## DIRECTION
Pull out every line below containing the word "tokenStorage".

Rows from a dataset
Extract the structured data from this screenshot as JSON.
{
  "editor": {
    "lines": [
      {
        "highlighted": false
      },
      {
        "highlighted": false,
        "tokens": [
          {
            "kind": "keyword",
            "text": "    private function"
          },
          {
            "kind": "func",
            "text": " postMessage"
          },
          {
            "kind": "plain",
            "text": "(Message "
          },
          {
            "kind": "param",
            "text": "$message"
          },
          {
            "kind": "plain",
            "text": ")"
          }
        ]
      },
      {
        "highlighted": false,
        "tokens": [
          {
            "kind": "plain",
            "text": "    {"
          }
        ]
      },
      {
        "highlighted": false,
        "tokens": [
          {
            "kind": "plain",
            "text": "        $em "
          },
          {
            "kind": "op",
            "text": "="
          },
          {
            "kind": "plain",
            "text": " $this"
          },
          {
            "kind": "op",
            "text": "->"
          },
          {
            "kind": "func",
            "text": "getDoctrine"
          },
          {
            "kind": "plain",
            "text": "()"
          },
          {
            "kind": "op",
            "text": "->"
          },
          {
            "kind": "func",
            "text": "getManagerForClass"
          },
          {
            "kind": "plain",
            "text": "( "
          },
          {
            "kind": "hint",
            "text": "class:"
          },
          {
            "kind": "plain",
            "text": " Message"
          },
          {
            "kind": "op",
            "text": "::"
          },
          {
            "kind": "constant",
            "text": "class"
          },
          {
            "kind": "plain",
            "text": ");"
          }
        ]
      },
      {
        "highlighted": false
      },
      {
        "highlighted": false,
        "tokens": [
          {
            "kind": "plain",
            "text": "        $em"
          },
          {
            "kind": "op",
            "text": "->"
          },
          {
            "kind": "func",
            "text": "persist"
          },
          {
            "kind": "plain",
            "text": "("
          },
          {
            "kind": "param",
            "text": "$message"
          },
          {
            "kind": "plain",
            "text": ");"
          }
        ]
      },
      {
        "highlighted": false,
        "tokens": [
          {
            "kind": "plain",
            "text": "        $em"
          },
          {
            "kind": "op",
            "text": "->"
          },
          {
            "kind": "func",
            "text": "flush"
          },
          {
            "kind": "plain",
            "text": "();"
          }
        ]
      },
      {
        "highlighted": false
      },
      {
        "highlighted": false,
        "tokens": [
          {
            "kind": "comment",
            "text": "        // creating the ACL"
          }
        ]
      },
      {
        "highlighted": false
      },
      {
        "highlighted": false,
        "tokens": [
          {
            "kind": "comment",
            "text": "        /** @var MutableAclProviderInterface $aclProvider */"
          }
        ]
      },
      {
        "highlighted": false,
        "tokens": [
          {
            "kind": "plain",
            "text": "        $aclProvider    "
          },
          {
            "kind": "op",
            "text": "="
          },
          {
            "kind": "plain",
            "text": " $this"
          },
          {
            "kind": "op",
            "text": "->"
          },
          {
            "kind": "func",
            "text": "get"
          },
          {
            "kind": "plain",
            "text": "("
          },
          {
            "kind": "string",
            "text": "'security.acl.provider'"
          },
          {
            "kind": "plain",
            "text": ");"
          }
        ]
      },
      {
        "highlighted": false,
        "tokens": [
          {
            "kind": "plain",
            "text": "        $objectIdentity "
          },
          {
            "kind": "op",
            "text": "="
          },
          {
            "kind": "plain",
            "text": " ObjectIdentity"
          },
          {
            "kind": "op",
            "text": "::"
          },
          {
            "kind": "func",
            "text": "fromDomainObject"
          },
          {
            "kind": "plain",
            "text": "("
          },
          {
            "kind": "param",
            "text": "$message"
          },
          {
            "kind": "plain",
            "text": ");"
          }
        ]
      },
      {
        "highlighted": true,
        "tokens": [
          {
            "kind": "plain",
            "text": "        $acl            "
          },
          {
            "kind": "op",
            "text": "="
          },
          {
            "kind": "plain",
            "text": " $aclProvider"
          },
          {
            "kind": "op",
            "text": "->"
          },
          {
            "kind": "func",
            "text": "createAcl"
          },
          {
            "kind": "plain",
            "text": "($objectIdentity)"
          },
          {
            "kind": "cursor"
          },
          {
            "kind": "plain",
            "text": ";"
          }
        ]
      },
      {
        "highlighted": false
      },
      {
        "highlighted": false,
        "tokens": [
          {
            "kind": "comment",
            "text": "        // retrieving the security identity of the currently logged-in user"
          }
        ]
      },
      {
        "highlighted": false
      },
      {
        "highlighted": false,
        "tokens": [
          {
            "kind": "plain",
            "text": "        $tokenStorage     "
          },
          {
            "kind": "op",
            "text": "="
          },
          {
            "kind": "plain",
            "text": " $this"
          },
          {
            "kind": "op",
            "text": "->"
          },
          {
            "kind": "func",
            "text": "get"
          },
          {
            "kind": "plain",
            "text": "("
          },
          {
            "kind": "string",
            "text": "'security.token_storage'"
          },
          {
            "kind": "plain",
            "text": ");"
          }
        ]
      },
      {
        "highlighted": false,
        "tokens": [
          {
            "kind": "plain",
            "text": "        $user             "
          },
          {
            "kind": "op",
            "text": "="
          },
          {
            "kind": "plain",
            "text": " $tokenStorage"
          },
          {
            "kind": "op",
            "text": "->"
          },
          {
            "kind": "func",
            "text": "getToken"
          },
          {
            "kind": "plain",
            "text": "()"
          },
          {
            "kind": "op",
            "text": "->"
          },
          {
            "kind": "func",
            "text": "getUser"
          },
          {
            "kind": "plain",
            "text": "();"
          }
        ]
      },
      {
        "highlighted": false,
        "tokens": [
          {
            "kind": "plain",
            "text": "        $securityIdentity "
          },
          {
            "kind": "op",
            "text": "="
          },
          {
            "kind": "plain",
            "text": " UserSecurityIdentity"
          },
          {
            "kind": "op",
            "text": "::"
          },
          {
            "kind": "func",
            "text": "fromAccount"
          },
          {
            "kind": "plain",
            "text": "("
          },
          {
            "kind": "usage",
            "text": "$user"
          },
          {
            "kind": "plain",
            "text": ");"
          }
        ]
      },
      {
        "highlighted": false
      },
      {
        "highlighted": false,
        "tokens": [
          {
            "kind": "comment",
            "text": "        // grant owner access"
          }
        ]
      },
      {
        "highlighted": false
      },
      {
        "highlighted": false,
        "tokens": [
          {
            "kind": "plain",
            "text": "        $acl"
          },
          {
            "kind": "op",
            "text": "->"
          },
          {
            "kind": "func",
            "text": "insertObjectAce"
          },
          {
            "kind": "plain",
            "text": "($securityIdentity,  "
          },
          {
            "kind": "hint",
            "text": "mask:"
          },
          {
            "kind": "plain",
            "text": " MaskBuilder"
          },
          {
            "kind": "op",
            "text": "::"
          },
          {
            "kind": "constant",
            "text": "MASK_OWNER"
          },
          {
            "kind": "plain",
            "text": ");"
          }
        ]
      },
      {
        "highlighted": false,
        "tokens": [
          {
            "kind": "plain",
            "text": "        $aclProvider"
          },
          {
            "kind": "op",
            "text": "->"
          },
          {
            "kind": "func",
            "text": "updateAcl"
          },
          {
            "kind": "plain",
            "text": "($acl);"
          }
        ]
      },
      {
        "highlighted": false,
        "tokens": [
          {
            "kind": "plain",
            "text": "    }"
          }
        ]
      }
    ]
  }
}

## REPLY
            "text": "        $tokenStorage     "
            "text": " $tokenStorage"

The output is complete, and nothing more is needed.